Dataset items:
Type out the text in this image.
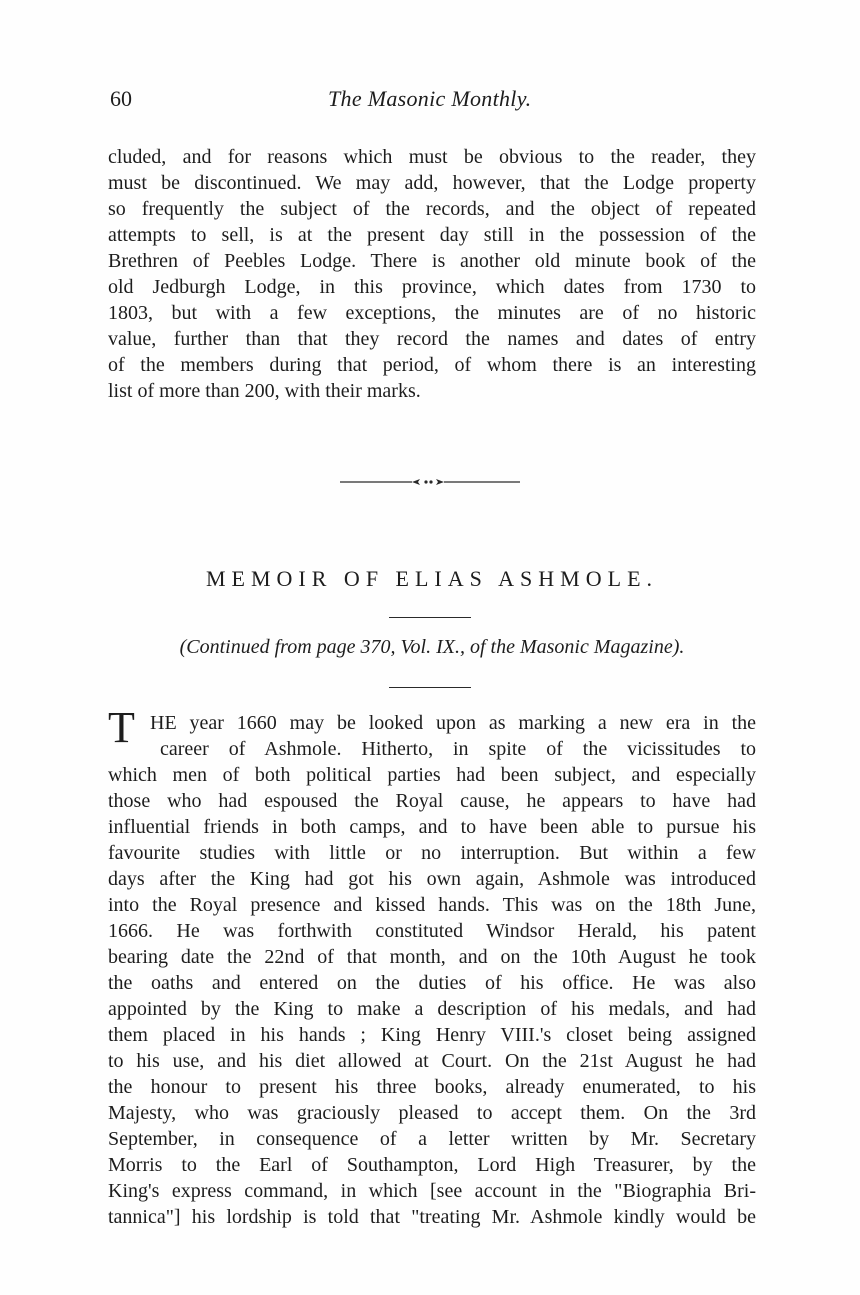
60	The Masonic Monthly.
cluded, and for reasons which must be obvious to the reader, they
must be discontinued. We may add, however, that the Lodge property
so frequently the subject of the records, and the object of repeated
attempts to sell, is at the present day still in the possession of the
Brethren of Peebles Lodge. There is another old minute book of the
old Jedburgh Lodge, in this province, which dates from 1730 to
1803, but with a few exceptions, the minutes are of no historic
value, further than that they record the names and dates of entry
of the members during that period, of whom there is an interesting
list of more than 200, with their marks.
MEMOIR OF ELIAS ASHMOLE.
(Continued from page 370, Vol. IX., of the Masonic Magazine).
T HE year 1660 may be looked upon as marking a new era in the
career of Ashmole. Hitherto, in spite of the vicissitudes to
which men of both political parties had been subject, and especially
those who had espoused the Royal cause, he appears to have had
influential friends in both camps, and to have been able to pursue his
favourite studies with little or no interruption. But within a few
days after the King had got his own again, Ashmole was introduced
into the Royal presence and kissed hands. This was on the 18th June,
1666. He was forthwith constituted Windsor Herald, his patent
bearing date the 22nd of that month, and on the 10th August he took
the oaths and entered on the duties of his office. He was also
appointed by the King to make a description of his medals, and had
them placed in his hands ; King Henry VIII.'s closet being assigned
to his use, and his diet allowed at Court. On the 21st August he had
the honour to present his three books, already enumerated, to his
Majesty, who was graciously pleased to accept them. On the 3rd
September, in consequence of a letter written by Mr. Secretary
Morris to the Earl of Southampton, Lord High Treasurer, by the
King's express command, in which [see account in the "Biographia Bri-
tannica"] his lordship is told that "treating Mr. Ashmole kindly would be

### The task:
Return each line in the records that holds the string "have".

### Output of the task:
those who had espoused the Royal cause, he appears to have had
influential friends in both camps, and to have been able to pursue his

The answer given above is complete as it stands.